Start

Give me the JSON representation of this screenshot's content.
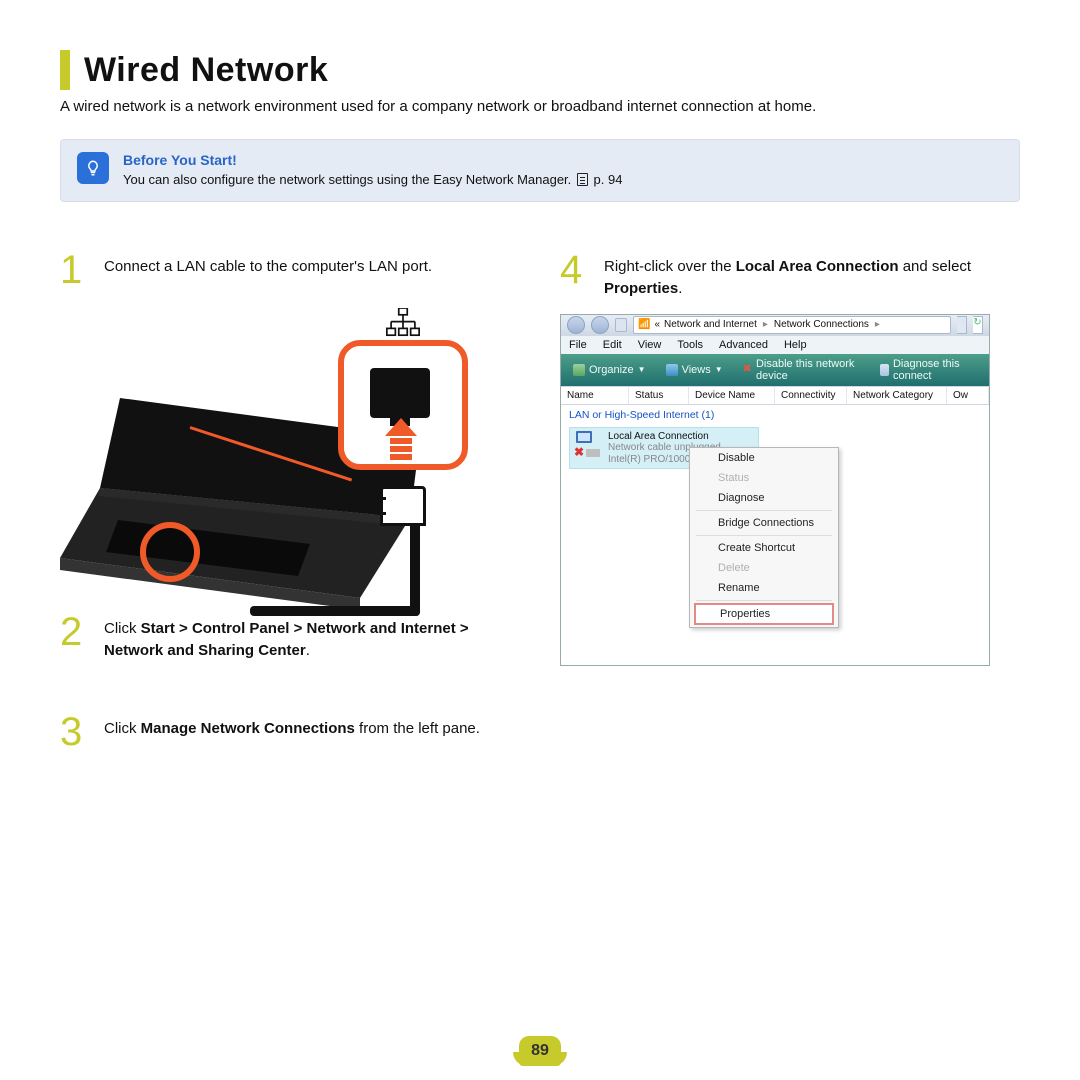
{
  "title": "Wired Network",
  "subtitle": "A wired network is a network environment used for a company network or broadband internet connection at home.",
  "info": {
    "heading": "Before You Start!",
    "text_pre": "You can also configure the network settings using the Easy Network Manager. ",
    "page_ref": "p. 94"
  },
  "steps": {
    "s1_num": "1",
    "s1_text": "Connect a LAN cable to the computer's LAN port.",
    "s2_num": "2",
    "s2_a": "Click ",
    "s2_b": "Start > Control Panel > Network and Internet > Network and Sharing Center",
    "s2_c": ".",
    "s3_num": "3",
    "s3_a": "Click ",
    "s3_b": "Manage Network Connections",
    "s3_c": " from the left pane.",
    "s4_num": "4",
    "s4_a": "Right-click over the ",
    "s4_b": "Local Area Connection",
    "s4_c": " and select ",
    "s4_d": "Properties",
    "s4_e": "."
  },
  "win": {
    "crumb_prefix": "«",
    "crumb_a": "Network and Internet",
    "crumb_b": "Network Connections",
    "crumb_sep": "▸",
    "menus": [
      "File",
      "Edit",
      "View",
      "Tools",
      "Advanced",
      "Help"
    ],
    "toolbar": {
      "organize": "Organize",
      "views": "Views",
      "disable": "Disable this network device",
      "diagnose": "Diagnose this connect"
    },
    "columns": {
      "name": "Name",
      "status": "Status",
      "device": "Device Name",
      "conn": "Connectivity",
      "cat": "Network Category",
      "own": "Ow"
    },
    "group": "LAN or High-Speed Internet (1)",
    "conn": {
      "name": "Local Area Connection",
      "status": "Network cable unplugged",
      "device": "Intel(R) PRO/1000"
    },
    "ctx": {
      "disable": "Disable",
      "status": "Status",
      "diagnose": "Diagnose",
      "bridge": "Bridge Connections",
      "shortcut": "Create Shortcut",
      "delete": "Delete",
      "rename": "Rename",
      "props": "Properties"
    }
  },
  "page_number": "89"
}
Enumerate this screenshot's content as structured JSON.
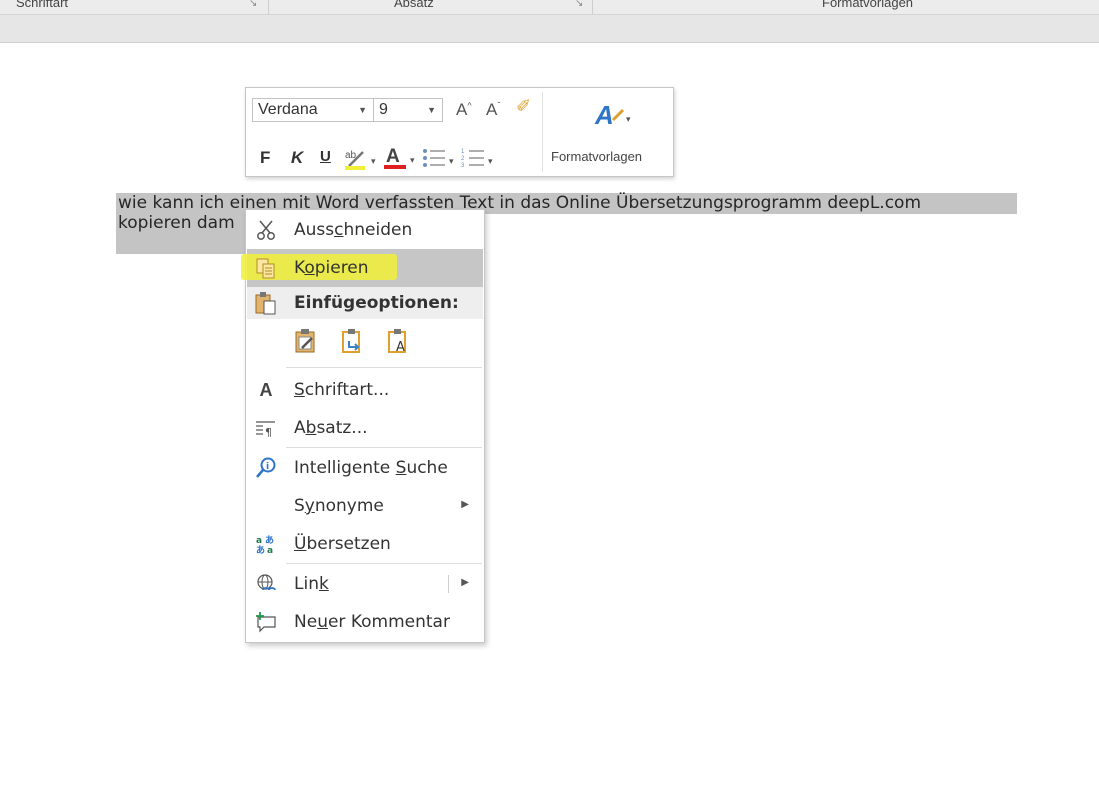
{
  "ribbon": {
    "groups": [
      "Schriftart",
      "Absatz",
      "Formatvorlagen"
    ]
  },
  "mini_toolbar": {
    "font_name": "Verdana",
    "font_size": "9",
    "bold": "F",
    "italic": "K",
    "underline": "U",
    "styles_label": "Formatvorlagen"
  },
  "document": {
    "line1": "wie kann ich einen mit Word verfassten Text in das Online Übersetzungsprogramm deepL.com",
    "line2": "kopieren dam"
  },
  "context_menu": {
    "items": [
      {
        "pre": "Auss",
        "u": "c",
        "post": "hneiden",
        "icon": "scissors-icon"
      },
      {
        "pre": "K",
        "u": "o",
        "post": "pieren",
        "icon": "copy-icon"
      },
      {
        "label": "Einfügeoptionen:",
        "icon": "paste-icon"
      },
      {
        "pre": "",
        "u": "S",
        "post": "chriftart...",
        "icon": "font-icon"
      },
      {
        "pre": "A",
        "u": "b",
        "post": "satz...",
        "icon": "paragraph-icon"
      },
      {
        "pre": "Intelligente ",
        "u": "S",
        "post": "uche",
        "icon": "smart-lookup-icon"
      },
      {
        "pre": "S",
        "u": "y",
        "post": "nonyme",
        "icon": ""
      },
      {
        "pre": "",
        "u": "Ü",
        "post": "bersetzen",
        "icon": "translate-icon"
      },
      {
        "pre": "Lin",
        "u": "k",
        "post": "",
        "icon": "link-icon"
      },
      {
        "pre": "Ne",
        "u": "u",
        "post": "er Kommentar",
        "icon": "new-comment-icon"
      }
    ],
    "highlight_color": "#f0f037",
    "hover_color": "#c6c6c6"
  }
}
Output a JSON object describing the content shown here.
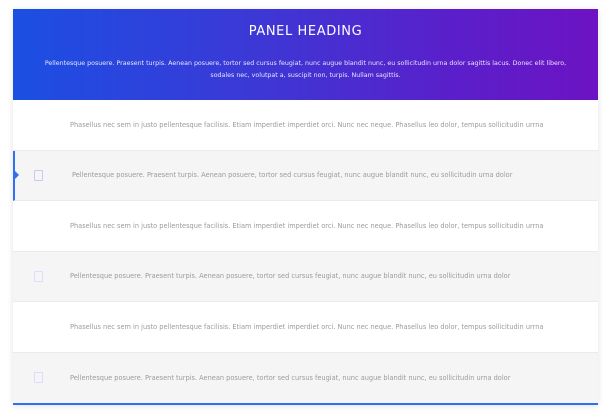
{
  "panel": {
    "title": "PANEL HEADING",
    "subtitle": "Pellentesque posuere. Praesent turpis. Aenean posuere, tortor sed cursus feugiat, nunc augue blandit nunc, eu sollicitudin urna dolor sagittis lacus. Donec elit libero, sodales nec, volutpat a, suscipit non, turpis. Nullam sagittis."
  },
  "rows": [
    {
      "text": "Phasellus nec sem in justo pellentesque facilisis. Etiam imperdiet imperdiet orci. Nunc nec neque. Phasellus leo dolor, tempus sollicitudin urrna",
      "has_checkbox": false,
      "active": false
    },
    {
      "text": "Pellentesque posuere. Praesent turpis. Aenean posuere, tortor sed cursus feugiat, nunc augue blandit nunc, eu sollicitudin urna dolor",
      "has_checkbox": true,
      "active": true
    },
    {
      "text": "Phasellus nec sem in justo pellentesque facilisis. Etiam imperdiet imperdiet orci. Nunc nec neque. Phasellus leo dolor, tempus sollicitudin urrna",
      "has_checkbox": false,
      "active": false
    },
    {
      "text": "Pellentesque posuere. Praesent turpis. Aenean posuere, tortor sed cursus feugiat, nunc augue blandit nunc, eu sollicitudin urna dolor",
      "has_checkbox": true,
      "active": false
    },
    {
      "text": "Phasellus nec sem in justo pellentesque facilisis. Etiam imperdiet imperdiet orci. Nunc nec neque. Phasellus leo dolor, tempus sollicitudin urrna",
      "has_checkbox": false,
      "active": false
    },
    {
      "text": "Pellentesque posuere. Praesent turpis. Aenean posuere, tortor sed cursus feugiat, nunc augue blandit nunc, eu sollicitudin urna dolor",
      "has_checkbox": true,
      "active": false
    }
  ],
  "colors": {
    "header_gradient_start": "#1b4fe3",
    "header_gradient_end": "#6d13c3",
    "accent": "#2f6ff0",
    "row_alt_bg": "#f5f5f5",
    "row_text": "#9b9b9b"
  }
}
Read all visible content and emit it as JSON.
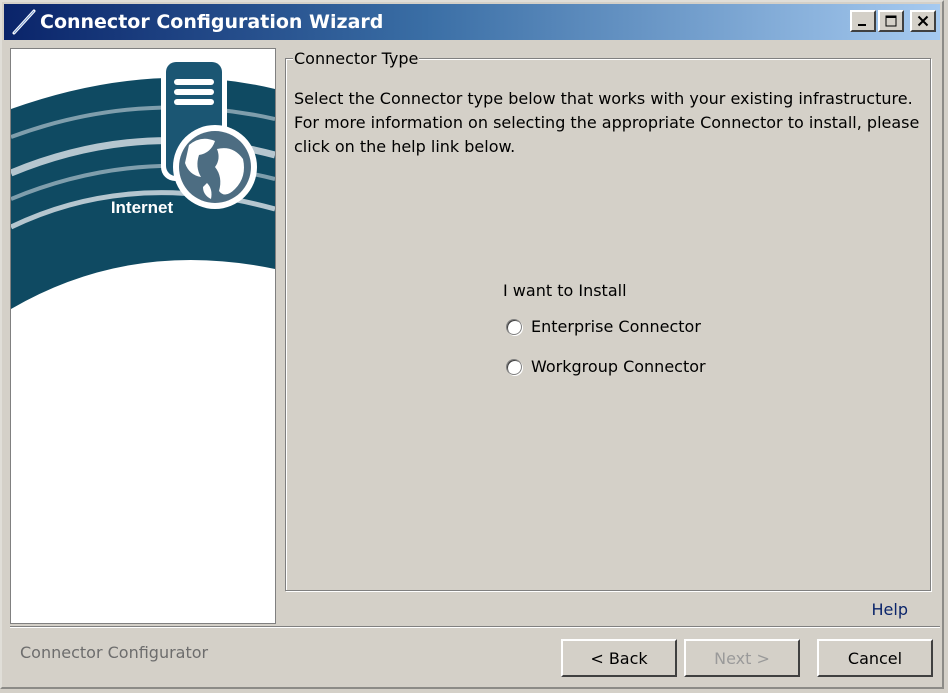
{
  "window": {
    "title": "Connector Configuration Wizard",
    "buttons": {
      "minimize": "minimize-icon",
      "maximize": "maximize-icon",
      "close": "close-icon"
    }
  },
  "sidebar": {
    "graphic_label": "Internet",
    "icons": [
      "server-icon",
      "globe-icon"
    ]
  },
  "connector_type": {
    "group_title": "Connector Type",
    "description": "Select the Connector type below that works with your existing infrastructure. For more information on selecting the appropriate Connector to install, please click on the help link below.",
    "install_label": "I want to Install",
    "options": [
      {
        "label": "Enterprise Connector",
        "selected": false
      },
      {
        "label": "Workgroup Connector",
        "selected": false
      }
    ],
    "help_link": "Help"
  },
  "footer": {
    "status": "Connector Configurator",
    "back_label": "< Back",
    "next_label": "Next >",
    "next_enabled": false,
    "cancel_label": "Cancel"
  },
  "colors": {
    "titlebar_start": "#0a246a",
    "titlebar_end": "#a6caf0",
    "dialog_bg": "#d4d0c8",
    "graphic_teal": "#0f4a62",
    "link": "#0a246a"
  }
}
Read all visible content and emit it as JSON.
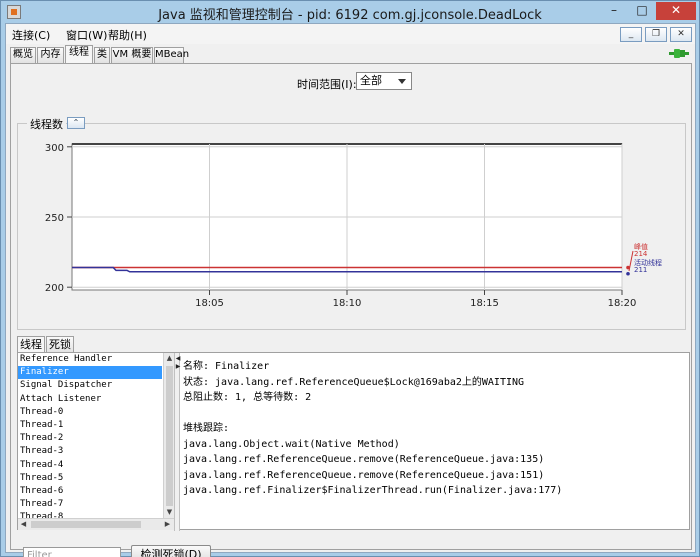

End

● WHAT TO PRODUCE
Locate each line with the word "Connections" and copy it.

● SOLUTION TO THIS TASK
    "s3_b": "Manage Network Connections",
    "crumb_b": "Network Connections",
      "bridge": "Bridge Connections",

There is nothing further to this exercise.